## START Exercise data

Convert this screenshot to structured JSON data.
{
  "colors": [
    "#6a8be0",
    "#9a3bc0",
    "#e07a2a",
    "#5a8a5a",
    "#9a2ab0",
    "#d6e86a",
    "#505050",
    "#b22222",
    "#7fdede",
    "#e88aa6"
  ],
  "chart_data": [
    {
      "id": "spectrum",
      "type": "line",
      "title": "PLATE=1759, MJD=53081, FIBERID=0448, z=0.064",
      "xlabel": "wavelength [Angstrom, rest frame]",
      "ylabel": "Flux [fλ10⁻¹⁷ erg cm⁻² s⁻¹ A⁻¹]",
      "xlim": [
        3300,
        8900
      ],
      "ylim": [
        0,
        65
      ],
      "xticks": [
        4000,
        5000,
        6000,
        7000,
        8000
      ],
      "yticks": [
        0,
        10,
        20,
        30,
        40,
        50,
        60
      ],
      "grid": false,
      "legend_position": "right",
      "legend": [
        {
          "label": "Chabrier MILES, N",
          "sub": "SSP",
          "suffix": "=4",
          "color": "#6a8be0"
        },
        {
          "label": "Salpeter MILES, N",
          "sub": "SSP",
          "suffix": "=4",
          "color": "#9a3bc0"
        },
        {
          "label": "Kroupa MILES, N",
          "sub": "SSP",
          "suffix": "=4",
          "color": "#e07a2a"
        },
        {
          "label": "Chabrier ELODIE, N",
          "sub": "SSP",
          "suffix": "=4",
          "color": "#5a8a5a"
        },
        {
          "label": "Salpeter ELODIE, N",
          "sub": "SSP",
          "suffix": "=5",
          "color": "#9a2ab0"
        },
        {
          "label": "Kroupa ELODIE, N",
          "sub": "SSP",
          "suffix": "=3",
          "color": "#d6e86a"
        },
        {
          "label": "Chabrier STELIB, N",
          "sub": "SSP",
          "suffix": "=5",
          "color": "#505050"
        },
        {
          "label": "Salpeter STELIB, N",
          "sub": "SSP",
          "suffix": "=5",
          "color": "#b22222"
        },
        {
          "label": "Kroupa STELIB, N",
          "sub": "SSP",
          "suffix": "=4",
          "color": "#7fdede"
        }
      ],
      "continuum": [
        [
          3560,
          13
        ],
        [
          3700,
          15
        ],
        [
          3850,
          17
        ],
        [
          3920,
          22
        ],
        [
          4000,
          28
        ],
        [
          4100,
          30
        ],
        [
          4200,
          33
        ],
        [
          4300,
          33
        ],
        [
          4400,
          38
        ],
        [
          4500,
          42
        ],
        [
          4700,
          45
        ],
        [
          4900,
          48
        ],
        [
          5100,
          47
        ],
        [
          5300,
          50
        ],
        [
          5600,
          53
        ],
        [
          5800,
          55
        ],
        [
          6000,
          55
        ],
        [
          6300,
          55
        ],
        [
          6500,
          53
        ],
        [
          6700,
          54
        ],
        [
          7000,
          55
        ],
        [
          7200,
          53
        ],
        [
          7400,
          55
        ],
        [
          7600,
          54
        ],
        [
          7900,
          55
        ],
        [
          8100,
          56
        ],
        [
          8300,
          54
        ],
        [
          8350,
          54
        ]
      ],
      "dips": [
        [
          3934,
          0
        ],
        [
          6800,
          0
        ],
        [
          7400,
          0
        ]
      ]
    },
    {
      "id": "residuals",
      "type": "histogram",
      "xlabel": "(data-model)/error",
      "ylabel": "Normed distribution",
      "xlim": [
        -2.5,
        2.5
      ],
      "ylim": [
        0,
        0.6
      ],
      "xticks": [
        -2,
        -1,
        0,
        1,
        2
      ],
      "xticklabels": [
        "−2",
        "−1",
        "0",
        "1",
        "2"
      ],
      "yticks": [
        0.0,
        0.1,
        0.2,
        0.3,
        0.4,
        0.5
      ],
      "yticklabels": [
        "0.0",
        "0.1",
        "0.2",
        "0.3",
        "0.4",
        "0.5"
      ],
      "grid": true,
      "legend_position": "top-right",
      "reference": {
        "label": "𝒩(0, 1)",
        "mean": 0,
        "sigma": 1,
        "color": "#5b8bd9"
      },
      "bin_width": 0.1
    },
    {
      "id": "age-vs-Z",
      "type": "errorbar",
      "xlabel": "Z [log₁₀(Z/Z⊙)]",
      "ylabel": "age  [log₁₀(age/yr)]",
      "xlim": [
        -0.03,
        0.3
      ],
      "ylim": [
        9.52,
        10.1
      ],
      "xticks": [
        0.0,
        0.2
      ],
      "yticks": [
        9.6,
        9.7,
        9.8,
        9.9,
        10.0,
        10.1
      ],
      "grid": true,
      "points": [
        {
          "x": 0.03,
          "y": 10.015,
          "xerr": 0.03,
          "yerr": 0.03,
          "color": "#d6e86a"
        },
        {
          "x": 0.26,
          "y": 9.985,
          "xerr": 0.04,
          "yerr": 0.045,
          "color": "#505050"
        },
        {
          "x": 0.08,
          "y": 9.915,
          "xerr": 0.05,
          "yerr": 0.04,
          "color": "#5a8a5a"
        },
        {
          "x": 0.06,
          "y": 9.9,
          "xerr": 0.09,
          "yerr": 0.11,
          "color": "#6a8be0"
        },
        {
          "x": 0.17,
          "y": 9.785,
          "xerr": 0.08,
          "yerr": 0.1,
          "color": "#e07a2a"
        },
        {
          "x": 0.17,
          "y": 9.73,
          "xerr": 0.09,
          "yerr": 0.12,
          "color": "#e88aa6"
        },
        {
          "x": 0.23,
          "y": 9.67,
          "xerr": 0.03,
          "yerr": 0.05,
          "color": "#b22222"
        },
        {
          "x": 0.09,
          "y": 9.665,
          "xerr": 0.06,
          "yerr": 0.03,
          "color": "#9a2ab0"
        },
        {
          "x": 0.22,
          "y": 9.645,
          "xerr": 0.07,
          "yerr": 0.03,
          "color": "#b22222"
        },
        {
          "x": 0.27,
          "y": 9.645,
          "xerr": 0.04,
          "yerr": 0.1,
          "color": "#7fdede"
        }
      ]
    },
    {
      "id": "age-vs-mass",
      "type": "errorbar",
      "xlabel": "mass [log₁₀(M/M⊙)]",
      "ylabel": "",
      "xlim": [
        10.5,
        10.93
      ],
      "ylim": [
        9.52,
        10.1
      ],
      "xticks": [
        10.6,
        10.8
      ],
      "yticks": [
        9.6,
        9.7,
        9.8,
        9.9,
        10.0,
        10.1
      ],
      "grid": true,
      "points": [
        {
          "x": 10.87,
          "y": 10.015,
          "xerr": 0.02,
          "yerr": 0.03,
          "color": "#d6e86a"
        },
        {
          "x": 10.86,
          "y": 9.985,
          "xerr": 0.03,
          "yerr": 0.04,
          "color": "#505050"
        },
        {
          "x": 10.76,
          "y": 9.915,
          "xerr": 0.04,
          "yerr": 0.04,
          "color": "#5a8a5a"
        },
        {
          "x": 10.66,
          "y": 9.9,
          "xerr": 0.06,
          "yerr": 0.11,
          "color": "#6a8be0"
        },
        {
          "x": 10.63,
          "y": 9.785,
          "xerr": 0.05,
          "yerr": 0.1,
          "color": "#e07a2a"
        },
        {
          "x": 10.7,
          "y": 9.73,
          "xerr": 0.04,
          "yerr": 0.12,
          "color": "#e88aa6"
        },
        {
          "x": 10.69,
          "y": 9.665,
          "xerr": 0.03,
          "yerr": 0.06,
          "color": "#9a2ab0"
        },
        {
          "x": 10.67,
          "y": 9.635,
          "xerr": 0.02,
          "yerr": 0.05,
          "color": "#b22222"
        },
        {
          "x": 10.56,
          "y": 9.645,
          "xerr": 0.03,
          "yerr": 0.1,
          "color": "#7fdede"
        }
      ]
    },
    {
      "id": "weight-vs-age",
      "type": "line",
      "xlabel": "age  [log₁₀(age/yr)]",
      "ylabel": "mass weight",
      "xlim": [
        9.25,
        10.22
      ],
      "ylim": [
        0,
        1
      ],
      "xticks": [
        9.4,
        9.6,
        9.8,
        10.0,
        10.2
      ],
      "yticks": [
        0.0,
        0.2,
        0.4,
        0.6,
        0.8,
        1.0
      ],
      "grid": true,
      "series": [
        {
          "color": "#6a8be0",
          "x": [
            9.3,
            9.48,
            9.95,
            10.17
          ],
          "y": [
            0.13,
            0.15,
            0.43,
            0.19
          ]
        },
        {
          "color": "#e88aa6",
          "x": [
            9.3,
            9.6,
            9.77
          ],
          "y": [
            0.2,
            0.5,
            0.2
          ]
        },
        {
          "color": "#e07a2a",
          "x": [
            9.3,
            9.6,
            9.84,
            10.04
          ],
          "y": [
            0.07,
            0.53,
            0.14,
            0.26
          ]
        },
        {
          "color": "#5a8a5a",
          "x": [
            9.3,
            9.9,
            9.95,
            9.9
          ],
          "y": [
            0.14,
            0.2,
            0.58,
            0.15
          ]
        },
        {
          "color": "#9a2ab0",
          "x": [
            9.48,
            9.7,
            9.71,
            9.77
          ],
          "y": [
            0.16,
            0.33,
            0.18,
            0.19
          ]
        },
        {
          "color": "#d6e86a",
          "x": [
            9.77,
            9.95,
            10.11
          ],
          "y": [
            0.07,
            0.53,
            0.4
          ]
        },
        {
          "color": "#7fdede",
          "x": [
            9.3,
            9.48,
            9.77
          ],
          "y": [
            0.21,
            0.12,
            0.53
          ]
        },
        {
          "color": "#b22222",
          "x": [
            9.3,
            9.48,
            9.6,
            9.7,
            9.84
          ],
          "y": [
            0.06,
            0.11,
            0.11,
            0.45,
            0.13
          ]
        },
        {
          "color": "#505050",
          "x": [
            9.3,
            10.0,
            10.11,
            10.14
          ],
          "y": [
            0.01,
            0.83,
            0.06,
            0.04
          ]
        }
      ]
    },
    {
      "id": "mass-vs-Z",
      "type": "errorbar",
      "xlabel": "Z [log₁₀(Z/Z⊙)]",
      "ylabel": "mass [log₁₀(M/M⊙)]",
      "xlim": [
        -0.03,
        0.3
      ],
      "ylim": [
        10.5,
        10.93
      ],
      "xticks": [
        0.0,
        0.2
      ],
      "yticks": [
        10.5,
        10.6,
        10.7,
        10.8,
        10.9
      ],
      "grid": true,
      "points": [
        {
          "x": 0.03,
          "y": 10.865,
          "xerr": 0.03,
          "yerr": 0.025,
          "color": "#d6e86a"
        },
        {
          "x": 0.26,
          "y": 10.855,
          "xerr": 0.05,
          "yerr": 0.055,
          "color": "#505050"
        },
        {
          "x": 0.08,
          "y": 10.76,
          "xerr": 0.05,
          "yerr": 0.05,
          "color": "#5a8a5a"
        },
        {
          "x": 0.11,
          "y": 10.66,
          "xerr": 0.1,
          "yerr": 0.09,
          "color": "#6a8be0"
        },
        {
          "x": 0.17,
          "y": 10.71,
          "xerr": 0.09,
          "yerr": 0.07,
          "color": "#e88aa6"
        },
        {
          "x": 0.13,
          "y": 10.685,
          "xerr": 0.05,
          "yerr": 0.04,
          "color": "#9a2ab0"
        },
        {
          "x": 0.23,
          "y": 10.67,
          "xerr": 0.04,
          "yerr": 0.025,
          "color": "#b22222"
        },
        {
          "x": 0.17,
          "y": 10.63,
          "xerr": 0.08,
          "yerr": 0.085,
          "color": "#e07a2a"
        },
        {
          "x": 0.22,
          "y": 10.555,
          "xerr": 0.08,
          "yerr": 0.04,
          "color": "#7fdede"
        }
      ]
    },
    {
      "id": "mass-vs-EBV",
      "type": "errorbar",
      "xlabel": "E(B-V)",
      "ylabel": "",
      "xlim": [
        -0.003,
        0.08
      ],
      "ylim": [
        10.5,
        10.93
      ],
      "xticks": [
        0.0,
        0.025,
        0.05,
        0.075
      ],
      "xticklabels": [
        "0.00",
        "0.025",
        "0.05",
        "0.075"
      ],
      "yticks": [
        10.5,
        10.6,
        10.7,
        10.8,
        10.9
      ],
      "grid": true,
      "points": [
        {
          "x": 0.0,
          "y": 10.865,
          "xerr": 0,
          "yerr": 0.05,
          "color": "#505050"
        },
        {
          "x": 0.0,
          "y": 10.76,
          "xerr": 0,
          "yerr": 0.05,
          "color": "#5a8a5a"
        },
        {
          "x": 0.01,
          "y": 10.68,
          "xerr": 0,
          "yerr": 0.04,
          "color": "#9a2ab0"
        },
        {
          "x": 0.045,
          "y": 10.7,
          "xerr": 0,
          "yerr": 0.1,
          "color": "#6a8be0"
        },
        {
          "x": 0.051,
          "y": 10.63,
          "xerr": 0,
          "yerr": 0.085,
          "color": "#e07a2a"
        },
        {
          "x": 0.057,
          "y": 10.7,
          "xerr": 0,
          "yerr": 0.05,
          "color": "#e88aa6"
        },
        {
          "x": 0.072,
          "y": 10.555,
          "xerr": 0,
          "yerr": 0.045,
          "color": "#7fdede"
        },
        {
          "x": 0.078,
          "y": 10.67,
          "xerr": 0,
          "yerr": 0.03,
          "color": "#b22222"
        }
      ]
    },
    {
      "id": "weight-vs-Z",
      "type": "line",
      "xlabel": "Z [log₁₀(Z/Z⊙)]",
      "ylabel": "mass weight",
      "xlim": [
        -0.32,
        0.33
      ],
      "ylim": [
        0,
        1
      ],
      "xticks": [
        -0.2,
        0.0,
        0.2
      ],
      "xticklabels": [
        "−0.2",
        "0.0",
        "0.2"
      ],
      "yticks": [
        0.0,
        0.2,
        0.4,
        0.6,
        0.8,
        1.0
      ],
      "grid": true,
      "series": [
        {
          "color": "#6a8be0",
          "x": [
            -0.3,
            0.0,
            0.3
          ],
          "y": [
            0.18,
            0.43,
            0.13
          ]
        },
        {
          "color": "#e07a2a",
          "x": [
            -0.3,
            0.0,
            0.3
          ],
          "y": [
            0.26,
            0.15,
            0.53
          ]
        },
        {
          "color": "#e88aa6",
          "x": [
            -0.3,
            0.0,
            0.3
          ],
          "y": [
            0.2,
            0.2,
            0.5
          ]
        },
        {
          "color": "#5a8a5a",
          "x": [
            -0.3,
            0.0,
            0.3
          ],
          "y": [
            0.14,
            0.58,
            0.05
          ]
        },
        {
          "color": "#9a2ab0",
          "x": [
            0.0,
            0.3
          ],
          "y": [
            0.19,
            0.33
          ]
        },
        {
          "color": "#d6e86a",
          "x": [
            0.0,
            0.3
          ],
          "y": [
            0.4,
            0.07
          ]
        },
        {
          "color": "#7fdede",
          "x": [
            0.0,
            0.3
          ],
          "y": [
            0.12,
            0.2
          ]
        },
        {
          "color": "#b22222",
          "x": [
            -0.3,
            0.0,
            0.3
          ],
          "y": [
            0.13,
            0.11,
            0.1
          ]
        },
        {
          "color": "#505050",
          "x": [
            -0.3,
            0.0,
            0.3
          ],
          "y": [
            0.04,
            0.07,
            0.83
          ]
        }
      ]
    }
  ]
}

## END Exercise data

> Work instructions
Pull every line holding "right" out of the records.

> Expected answer
      "legend_position": "right",
      "legend_position": "top-right",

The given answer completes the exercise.